### Supplied material

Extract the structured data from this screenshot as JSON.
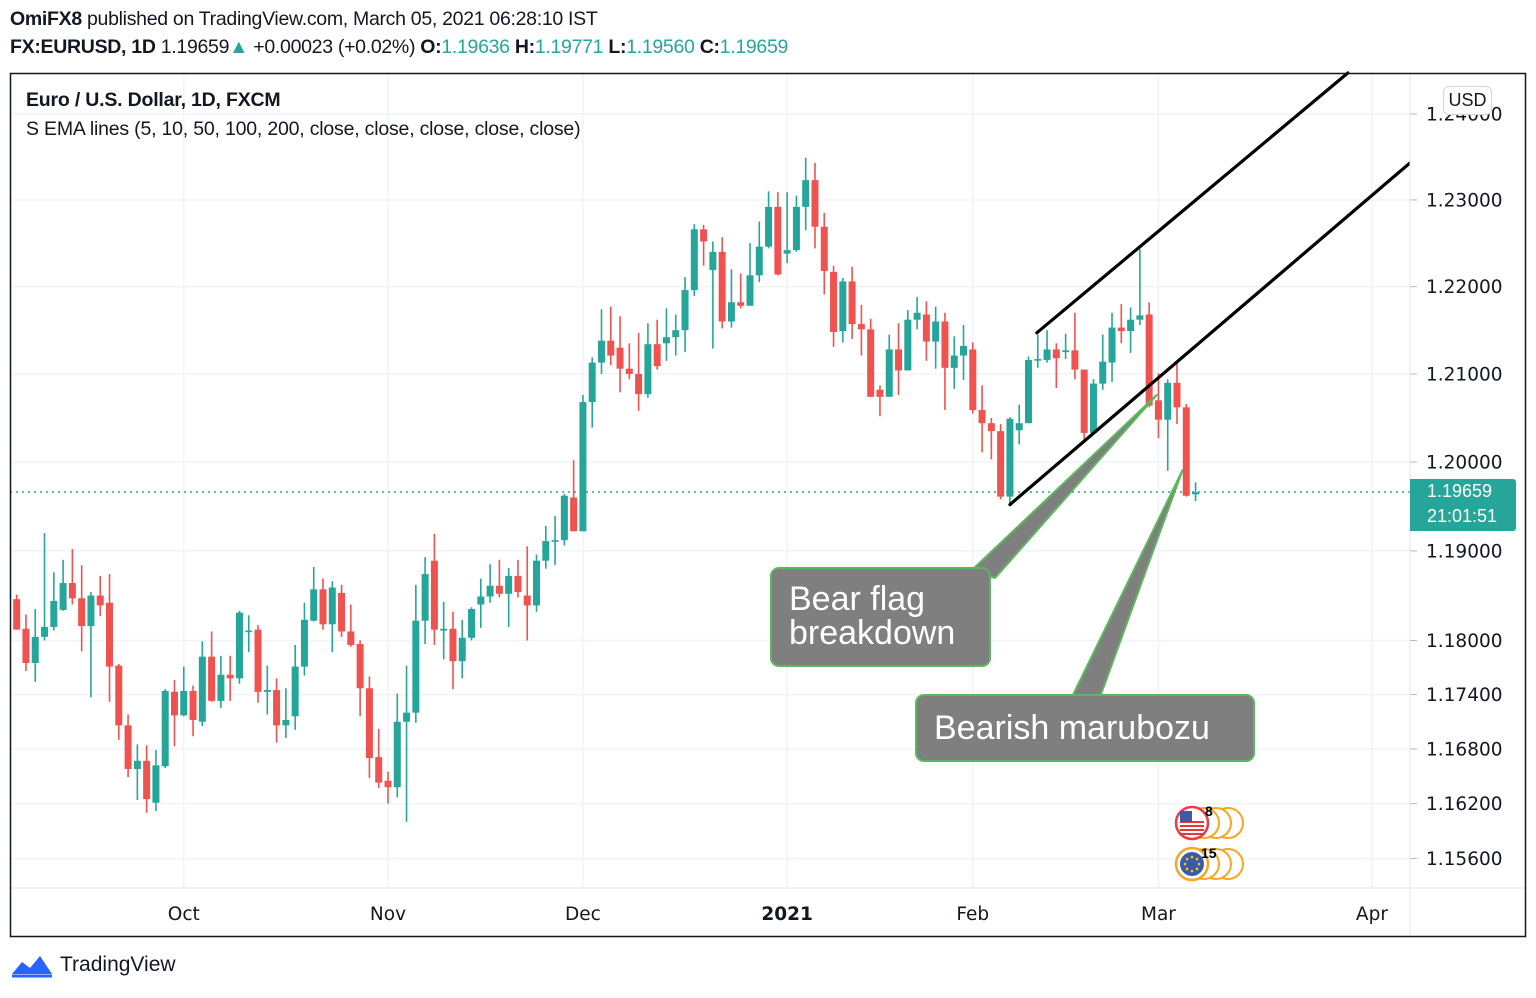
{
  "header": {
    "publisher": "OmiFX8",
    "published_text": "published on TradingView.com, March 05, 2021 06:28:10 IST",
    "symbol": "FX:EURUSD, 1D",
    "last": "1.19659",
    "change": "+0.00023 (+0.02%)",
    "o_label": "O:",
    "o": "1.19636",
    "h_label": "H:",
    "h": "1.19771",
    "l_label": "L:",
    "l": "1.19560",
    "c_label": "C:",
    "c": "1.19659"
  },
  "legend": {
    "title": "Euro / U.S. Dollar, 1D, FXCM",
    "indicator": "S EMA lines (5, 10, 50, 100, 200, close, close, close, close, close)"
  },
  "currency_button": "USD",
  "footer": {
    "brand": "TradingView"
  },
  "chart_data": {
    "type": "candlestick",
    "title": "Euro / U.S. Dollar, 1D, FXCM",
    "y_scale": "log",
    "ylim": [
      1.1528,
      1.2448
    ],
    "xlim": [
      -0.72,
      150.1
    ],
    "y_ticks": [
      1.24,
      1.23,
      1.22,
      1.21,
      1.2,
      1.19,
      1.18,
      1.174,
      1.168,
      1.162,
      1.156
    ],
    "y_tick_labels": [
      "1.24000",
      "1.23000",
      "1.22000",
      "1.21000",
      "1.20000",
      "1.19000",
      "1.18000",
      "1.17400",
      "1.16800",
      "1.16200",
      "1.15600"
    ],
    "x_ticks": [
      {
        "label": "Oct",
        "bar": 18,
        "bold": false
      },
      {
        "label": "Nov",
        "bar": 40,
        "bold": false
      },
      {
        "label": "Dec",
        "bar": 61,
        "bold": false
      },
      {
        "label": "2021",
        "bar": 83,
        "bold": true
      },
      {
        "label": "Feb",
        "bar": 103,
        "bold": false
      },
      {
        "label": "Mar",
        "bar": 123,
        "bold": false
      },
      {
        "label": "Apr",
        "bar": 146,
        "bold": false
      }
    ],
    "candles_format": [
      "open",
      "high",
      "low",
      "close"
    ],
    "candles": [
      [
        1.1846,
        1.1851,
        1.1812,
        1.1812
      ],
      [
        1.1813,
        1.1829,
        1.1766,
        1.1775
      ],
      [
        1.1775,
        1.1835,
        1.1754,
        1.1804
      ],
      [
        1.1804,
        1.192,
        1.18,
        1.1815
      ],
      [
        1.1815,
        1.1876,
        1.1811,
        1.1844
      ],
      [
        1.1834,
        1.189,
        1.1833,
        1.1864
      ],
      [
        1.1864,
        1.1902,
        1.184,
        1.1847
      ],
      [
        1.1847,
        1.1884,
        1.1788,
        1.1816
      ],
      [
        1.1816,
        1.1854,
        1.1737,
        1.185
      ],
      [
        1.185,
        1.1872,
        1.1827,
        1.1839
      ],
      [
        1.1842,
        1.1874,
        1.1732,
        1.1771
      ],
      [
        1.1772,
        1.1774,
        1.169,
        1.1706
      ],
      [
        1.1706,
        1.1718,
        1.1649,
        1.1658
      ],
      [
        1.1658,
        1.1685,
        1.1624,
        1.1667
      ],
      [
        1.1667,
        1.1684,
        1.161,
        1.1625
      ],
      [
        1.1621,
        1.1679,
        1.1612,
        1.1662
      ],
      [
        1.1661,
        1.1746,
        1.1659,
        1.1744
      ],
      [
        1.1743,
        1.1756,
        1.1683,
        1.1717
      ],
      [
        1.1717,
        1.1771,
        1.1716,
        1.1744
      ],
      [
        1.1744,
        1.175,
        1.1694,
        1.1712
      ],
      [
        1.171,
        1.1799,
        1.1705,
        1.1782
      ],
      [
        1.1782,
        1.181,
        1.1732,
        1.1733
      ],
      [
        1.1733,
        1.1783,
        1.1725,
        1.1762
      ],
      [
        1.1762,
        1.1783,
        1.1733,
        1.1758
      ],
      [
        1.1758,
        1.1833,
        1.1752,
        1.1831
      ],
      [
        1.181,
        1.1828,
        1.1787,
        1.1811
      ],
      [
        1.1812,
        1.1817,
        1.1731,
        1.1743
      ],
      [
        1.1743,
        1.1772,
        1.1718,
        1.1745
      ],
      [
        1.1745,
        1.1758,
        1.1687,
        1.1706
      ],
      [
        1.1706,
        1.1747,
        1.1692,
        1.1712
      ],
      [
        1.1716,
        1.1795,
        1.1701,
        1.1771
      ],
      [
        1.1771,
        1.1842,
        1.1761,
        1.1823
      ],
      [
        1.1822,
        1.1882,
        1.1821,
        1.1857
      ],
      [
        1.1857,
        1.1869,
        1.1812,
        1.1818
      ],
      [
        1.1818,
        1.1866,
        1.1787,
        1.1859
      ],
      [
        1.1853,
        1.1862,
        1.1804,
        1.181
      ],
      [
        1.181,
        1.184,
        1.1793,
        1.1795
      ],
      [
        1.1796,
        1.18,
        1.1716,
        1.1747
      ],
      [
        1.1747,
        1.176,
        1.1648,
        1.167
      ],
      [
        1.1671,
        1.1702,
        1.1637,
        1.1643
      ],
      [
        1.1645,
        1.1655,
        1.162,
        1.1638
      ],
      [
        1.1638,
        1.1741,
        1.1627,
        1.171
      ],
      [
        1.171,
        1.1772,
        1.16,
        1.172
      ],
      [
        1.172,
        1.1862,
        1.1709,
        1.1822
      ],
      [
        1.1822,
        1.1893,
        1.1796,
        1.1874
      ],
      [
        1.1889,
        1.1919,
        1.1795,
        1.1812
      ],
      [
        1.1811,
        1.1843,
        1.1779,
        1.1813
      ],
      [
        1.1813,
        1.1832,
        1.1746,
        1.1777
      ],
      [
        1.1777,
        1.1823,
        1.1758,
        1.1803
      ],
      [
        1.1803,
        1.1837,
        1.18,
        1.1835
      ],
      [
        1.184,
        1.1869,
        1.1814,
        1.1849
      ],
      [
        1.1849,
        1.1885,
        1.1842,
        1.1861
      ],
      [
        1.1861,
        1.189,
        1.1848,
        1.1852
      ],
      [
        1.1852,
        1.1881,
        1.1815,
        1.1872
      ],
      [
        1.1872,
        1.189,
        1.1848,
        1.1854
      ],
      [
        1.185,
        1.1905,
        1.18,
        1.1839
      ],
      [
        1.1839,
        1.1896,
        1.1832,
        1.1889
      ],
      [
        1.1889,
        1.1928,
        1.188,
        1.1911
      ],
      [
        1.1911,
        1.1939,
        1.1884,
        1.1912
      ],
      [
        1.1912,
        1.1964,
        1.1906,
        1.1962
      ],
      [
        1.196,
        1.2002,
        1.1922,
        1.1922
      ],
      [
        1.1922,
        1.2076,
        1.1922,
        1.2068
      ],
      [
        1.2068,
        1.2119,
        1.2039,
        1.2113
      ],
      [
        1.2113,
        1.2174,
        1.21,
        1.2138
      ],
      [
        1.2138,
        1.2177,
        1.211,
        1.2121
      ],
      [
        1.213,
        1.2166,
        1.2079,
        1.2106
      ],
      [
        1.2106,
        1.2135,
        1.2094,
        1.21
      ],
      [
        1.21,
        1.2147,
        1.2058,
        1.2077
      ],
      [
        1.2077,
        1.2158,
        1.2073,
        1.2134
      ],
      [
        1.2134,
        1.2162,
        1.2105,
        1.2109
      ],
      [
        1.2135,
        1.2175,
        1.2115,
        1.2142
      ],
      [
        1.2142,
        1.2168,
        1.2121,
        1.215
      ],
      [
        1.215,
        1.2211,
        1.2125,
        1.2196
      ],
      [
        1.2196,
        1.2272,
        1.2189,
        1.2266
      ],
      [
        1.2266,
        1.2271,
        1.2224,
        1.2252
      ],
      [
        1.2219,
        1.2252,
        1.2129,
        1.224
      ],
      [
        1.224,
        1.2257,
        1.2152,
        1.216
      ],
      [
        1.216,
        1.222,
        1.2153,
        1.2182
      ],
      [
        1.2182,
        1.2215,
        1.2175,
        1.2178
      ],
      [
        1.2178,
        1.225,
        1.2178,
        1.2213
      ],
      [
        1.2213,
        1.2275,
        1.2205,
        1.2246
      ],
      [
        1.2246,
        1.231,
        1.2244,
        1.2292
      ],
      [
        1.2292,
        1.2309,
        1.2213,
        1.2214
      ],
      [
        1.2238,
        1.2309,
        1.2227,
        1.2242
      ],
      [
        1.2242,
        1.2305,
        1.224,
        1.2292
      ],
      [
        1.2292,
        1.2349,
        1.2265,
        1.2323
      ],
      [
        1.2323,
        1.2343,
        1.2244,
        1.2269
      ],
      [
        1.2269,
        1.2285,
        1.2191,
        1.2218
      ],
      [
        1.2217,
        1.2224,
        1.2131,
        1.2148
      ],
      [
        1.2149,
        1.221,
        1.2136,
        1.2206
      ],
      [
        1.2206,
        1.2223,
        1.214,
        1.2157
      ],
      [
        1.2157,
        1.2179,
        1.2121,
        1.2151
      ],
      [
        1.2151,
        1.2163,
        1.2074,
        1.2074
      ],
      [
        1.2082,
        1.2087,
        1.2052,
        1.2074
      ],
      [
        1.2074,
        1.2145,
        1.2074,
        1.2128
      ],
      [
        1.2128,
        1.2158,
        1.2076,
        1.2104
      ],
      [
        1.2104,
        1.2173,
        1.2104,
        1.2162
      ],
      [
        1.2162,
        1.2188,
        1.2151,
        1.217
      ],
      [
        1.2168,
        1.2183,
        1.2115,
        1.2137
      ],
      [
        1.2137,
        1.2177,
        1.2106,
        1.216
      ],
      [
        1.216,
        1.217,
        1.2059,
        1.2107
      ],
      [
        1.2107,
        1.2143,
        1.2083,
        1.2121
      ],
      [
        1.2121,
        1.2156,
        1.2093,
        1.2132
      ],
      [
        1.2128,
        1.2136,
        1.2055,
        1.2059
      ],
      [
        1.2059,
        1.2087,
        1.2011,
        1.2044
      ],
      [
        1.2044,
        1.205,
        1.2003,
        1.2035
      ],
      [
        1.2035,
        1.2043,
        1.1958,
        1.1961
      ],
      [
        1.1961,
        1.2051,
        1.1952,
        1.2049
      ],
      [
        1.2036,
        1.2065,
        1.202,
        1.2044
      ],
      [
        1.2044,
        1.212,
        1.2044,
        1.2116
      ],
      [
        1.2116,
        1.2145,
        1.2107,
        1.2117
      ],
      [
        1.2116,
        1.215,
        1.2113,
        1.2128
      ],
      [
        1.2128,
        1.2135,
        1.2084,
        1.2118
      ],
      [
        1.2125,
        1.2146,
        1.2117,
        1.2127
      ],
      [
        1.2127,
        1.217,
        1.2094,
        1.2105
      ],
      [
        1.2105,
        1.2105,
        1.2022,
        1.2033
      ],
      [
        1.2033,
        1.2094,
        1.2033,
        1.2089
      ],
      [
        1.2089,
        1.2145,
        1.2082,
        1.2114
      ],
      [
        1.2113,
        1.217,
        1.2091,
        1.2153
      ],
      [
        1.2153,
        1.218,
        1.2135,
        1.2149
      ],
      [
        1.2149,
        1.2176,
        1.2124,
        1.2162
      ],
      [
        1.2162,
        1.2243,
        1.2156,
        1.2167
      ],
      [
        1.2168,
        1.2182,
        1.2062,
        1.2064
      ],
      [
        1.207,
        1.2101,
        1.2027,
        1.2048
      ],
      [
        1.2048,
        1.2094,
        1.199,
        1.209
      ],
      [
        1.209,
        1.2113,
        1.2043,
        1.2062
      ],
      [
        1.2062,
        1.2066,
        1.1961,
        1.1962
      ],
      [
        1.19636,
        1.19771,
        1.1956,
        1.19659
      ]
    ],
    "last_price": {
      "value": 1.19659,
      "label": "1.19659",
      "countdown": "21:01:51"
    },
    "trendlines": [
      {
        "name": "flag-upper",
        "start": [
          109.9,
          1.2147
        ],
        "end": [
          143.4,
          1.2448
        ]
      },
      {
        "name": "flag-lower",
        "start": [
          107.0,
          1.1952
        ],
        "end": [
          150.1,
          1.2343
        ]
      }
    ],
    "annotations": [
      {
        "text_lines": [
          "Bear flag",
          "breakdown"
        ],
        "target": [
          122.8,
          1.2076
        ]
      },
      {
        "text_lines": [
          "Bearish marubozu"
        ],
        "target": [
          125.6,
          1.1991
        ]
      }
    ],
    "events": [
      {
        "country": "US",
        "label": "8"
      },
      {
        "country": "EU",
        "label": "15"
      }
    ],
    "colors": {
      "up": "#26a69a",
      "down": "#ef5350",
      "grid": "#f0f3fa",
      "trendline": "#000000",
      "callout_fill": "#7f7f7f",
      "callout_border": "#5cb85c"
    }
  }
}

######

-- Your objective --
Give nothing but the count of lines in the listing above that hold the string "TradingView".

-- Response to the task --
2